### Task directions
The entries below contain pictures. Retype everything except those pictures, exactly as given.

============

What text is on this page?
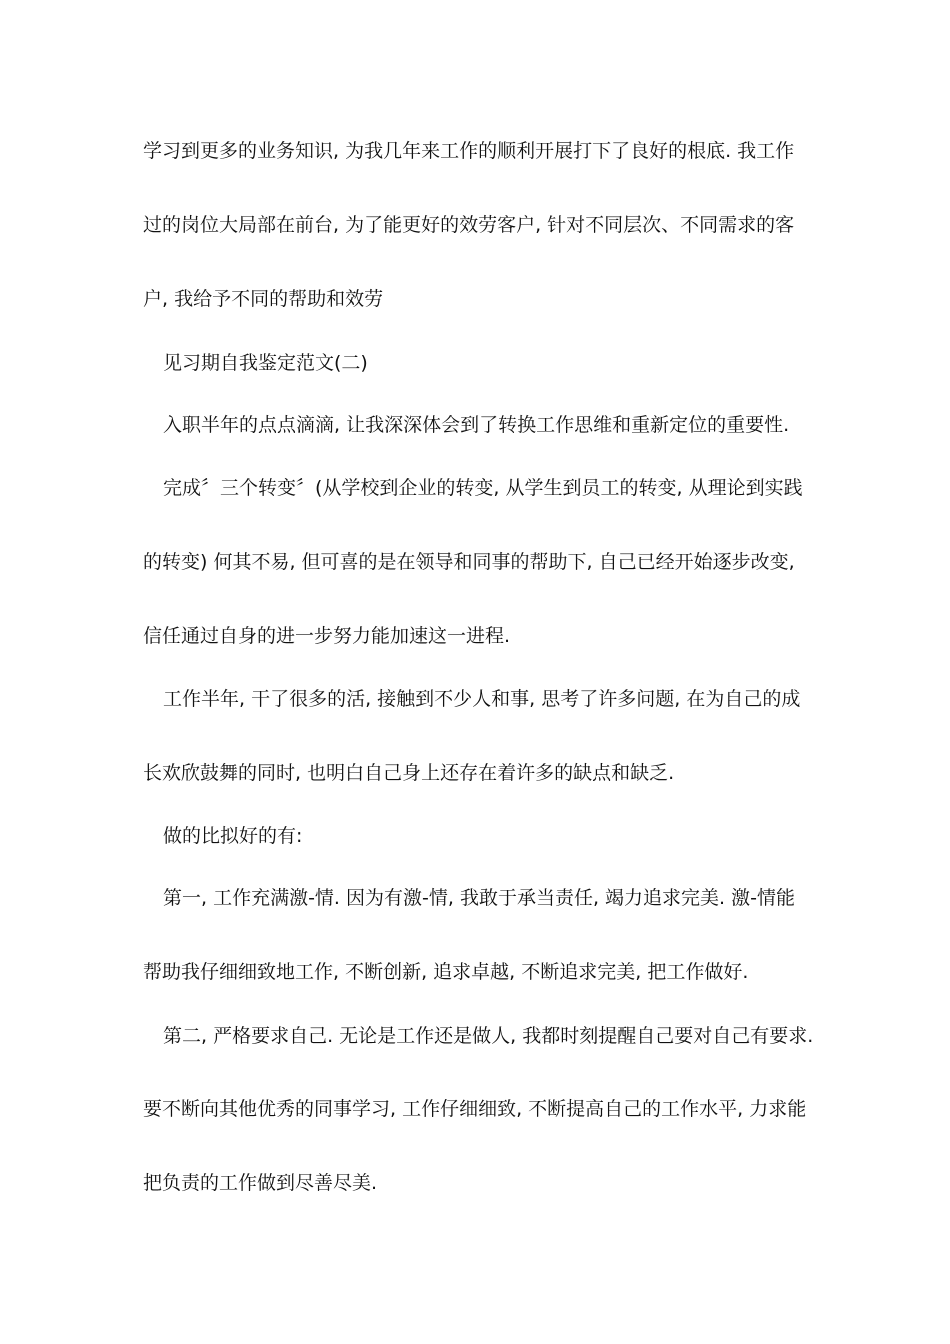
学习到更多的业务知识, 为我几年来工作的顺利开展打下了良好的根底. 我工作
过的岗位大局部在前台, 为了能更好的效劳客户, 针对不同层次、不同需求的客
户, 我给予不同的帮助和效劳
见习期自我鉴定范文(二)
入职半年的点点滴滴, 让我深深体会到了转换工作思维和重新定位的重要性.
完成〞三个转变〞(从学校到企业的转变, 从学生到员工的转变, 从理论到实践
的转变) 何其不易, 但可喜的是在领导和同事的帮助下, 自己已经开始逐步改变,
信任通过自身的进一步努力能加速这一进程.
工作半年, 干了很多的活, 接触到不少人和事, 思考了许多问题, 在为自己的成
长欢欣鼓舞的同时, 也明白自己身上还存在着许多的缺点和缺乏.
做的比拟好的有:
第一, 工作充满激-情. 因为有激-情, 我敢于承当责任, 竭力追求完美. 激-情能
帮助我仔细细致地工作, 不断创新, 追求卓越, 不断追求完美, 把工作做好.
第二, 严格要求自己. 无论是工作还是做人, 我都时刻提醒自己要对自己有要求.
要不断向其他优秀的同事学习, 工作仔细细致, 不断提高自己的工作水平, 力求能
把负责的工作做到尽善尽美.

============

### Answer for this exercise
What text is on this page?
学习到更多的业务知识, 为我几年来工作的顺利开展打下了良好的根底. 我工作
过的岗位大局部在前台, 为了能更好的效劳客户, 针对不同层次、不同需求的客
户, 我给予不同的帮助和效劳
见习期自我鉴定范文(二)
入职半年的点点滴滴, 让我深深体会到了转换工作思维和重新定位的重要性.
完成〞三个转变〞(从学校到企业的转变, 从学生到员工的转变, 从理论到实践
的转变) 何其不易, 但可喜的是在领导和同事的帮助下, 自己已经开始逐步改变,
信任通过自身的进一步努力能加速这一进程.
工作半年, 干了很多的活, 接触到不少人和事, 思考了许多问题, 在为自己的成
长欢欣鼓舞的同时, 也明白自己身上还存在着许多的缺点和缺乏.
做的比拟好的有:
第一, 工作充满激-情. 因为有激-情, 我敢于承当责任, 竭力追求完美. 激-情能
帮助我仔细细致地工作, 不断创新, 追求卓越, 不断追求完美, 把工作做好.
第二, 严格要求自己. 无论是工作还是做人, 我都时刻提醒自己要对自己有要求.
要不断向其他优秀的同事学习, 工作仔细细致, 不断提高自己的工作水平, 力求能
把负责的工作做到尽善尽美.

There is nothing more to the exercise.